* DATA FOR THIS EXERCISE:
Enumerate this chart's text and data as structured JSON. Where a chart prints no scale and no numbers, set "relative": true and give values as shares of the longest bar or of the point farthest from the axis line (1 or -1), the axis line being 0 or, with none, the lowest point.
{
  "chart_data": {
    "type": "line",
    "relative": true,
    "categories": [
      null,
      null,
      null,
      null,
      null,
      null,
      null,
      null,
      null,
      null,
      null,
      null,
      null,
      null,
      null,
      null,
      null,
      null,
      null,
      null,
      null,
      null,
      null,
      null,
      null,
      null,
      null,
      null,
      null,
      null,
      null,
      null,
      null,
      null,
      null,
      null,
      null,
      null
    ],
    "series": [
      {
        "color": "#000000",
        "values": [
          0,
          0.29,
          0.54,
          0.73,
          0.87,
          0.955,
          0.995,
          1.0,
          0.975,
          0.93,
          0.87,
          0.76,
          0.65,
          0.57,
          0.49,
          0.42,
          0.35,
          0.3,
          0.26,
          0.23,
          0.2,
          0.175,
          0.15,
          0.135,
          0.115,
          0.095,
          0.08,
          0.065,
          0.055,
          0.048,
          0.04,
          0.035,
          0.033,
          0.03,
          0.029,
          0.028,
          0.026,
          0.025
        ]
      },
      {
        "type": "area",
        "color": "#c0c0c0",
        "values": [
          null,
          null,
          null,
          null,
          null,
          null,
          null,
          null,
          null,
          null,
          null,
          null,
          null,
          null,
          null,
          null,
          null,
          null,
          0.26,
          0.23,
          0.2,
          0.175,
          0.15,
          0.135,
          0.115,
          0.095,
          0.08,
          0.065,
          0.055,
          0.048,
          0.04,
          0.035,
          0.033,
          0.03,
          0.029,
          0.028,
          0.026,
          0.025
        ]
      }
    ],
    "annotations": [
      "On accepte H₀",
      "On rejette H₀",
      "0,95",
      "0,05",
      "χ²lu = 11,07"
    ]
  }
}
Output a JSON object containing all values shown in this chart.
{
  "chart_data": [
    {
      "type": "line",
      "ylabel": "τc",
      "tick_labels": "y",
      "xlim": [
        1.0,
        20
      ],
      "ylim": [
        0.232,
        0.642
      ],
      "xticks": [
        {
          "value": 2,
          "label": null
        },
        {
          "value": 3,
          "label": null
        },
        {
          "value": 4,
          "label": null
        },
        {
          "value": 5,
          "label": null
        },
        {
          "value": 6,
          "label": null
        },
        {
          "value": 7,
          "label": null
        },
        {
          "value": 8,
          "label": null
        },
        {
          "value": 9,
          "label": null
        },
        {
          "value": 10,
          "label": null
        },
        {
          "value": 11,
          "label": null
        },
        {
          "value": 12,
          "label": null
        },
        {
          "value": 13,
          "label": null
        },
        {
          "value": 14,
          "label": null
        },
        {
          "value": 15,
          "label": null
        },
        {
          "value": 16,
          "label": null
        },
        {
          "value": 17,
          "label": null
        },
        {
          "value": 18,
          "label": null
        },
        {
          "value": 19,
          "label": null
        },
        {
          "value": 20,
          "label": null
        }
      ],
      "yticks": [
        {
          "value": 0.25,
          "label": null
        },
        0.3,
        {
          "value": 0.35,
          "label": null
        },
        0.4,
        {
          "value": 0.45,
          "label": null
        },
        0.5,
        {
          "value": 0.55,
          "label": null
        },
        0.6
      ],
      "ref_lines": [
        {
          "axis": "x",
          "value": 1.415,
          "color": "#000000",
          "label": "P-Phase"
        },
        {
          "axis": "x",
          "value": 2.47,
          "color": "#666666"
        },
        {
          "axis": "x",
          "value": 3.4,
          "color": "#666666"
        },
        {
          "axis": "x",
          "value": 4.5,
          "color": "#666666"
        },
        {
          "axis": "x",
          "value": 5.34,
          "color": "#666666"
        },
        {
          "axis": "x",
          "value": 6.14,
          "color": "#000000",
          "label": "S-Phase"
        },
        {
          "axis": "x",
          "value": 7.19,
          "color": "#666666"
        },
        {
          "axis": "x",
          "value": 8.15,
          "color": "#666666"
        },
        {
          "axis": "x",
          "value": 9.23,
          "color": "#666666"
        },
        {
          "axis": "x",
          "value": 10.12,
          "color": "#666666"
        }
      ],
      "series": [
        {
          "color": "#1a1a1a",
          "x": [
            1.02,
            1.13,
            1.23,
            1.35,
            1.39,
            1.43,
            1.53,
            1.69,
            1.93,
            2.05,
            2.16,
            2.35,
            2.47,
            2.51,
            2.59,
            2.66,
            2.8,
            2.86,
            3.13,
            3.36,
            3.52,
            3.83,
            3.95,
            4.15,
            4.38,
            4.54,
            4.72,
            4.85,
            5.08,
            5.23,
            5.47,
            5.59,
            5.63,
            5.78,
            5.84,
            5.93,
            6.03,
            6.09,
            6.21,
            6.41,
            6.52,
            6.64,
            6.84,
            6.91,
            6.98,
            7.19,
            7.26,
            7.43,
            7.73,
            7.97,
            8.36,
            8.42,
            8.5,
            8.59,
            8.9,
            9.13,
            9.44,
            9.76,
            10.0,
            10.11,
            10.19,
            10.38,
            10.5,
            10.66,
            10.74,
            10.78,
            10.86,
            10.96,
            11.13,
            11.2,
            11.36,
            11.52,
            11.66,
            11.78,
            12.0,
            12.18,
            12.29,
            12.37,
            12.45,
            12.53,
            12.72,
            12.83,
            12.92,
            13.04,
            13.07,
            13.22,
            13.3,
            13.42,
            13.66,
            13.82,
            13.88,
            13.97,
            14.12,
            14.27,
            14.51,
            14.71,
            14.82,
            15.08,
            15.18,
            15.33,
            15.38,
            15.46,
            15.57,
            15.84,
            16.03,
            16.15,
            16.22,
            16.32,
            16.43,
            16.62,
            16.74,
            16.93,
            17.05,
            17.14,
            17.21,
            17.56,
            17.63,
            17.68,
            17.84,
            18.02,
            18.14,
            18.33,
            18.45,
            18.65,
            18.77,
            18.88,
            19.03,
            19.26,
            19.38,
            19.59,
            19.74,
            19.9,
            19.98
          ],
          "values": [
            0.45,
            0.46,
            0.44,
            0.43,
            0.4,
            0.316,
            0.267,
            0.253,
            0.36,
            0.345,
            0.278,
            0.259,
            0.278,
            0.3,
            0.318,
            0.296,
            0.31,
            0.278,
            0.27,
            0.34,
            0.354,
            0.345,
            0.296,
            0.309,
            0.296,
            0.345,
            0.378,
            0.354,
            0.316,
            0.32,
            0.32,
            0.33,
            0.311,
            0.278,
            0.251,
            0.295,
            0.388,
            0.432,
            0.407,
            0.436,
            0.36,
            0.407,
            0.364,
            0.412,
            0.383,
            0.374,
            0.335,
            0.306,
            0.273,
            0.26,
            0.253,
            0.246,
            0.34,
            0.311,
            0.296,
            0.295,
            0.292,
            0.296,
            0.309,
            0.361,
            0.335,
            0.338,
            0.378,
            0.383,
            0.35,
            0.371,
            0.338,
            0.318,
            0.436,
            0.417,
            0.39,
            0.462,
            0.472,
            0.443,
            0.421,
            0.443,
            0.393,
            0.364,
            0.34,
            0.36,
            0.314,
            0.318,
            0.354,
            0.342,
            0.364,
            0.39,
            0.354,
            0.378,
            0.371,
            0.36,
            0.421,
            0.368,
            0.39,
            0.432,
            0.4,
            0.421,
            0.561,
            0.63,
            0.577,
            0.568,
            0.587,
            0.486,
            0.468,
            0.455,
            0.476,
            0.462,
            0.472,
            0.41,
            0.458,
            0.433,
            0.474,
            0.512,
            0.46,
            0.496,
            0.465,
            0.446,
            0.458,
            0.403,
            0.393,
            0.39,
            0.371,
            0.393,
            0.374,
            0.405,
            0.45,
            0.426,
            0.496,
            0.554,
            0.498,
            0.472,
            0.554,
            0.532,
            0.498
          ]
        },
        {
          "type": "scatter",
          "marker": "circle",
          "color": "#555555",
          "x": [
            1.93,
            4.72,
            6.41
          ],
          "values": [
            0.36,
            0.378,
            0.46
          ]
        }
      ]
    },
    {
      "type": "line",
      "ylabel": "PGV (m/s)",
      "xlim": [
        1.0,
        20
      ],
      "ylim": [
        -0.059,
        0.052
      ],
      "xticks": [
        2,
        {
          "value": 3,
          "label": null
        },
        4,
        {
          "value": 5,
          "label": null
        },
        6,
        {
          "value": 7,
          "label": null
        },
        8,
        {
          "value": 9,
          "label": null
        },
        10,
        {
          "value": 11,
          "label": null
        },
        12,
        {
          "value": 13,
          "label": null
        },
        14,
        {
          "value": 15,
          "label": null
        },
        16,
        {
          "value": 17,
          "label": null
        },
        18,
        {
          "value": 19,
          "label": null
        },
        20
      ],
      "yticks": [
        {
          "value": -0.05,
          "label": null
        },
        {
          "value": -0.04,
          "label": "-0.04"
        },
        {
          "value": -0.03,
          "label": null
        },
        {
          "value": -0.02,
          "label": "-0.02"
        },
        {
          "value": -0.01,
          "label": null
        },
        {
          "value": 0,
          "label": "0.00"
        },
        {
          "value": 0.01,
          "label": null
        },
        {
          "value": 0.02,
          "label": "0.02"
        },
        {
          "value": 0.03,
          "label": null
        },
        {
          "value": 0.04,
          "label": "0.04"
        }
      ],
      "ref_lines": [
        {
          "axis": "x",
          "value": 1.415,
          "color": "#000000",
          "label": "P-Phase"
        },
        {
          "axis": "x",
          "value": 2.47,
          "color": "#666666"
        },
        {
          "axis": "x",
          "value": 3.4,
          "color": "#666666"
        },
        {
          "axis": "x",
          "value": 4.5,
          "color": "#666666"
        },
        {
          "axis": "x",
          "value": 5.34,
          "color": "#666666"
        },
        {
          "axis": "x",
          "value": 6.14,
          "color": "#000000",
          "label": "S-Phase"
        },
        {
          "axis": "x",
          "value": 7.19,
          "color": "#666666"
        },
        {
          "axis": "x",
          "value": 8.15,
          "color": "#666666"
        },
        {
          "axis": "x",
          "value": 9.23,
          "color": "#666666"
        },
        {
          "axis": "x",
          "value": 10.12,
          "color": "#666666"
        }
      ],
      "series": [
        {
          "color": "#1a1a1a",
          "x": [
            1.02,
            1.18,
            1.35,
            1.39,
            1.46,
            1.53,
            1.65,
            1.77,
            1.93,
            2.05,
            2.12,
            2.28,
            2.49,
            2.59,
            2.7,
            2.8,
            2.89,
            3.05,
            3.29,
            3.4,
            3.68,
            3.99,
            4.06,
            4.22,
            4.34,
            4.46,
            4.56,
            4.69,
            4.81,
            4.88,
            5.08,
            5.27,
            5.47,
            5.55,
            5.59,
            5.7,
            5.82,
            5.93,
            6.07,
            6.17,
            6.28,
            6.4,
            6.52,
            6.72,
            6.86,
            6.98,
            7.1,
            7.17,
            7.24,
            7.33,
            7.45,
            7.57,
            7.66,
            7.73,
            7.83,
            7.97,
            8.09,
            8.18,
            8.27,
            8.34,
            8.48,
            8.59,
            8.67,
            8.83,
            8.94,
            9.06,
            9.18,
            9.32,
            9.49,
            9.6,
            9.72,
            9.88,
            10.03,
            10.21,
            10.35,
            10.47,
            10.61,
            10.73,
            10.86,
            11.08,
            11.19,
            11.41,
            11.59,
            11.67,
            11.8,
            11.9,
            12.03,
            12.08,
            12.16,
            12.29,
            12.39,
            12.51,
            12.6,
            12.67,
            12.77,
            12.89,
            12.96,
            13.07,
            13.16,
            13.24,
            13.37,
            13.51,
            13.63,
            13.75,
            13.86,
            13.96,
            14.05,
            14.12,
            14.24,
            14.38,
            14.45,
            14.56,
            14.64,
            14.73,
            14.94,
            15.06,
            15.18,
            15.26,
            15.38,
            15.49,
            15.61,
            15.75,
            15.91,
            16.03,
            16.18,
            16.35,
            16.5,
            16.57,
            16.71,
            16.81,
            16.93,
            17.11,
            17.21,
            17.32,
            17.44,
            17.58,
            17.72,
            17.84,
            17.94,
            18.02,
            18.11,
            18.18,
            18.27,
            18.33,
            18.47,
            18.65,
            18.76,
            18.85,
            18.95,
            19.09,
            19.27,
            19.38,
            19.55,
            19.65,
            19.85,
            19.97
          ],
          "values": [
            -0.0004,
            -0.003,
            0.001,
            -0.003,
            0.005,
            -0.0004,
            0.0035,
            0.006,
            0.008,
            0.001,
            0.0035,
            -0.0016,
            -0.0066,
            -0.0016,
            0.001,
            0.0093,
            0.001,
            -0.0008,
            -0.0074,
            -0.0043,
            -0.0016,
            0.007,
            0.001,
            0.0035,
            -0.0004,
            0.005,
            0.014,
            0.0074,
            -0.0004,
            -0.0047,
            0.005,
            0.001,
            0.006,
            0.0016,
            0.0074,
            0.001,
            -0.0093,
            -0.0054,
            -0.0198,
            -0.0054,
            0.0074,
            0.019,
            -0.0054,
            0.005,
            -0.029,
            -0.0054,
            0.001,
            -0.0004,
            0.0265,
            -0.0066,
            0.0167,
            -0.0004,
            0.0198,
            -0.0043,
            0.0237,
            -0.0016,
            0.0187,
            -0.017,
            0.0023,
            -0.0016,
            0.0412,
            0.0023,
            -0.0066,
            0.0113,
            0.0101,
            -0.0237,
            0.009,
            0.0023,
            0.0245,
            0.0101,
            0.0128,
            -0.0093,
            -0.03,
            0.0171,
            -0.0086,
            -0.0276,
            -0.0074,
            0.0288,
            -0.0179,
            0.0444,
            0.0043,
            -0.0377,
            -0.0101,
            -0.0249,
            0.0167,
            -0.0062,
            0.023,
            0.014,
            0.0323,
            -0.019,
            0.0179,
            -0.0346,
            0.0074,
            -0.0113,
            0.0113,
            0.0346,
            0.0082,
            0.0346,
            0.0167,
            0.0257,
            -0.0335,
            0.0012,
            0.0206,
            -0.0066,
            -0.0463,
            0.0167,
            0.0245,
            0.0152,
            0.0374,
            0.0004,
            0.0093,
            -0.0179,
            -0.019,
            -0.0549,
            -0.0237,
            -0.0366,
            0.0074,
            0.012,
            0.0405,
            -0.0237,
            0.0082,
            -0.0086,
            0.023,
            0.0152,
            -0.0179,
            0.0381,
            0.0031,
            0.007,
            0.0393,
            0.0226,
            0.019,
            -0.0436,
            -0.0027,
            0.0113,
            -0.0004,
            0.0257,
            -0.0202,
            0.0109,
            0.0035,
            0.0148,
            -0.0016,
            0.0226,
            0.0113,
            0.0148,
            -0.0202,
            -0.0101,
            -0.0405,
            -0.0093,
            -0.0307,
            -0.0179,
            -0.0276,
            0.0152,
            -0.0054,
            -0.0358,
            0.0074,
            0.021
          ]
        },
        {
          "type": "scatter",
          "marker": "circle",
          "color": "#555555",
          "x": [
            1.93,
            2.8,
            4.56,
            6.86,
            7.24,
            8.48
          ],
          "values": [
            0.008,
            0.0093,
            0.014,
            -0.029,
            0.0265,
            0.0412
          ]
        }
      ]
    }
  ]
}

* SET EXERCISE:
Report how many lines of the data contain the word "JSON", using the number alone.

* EXERCISE SOLUTION:
2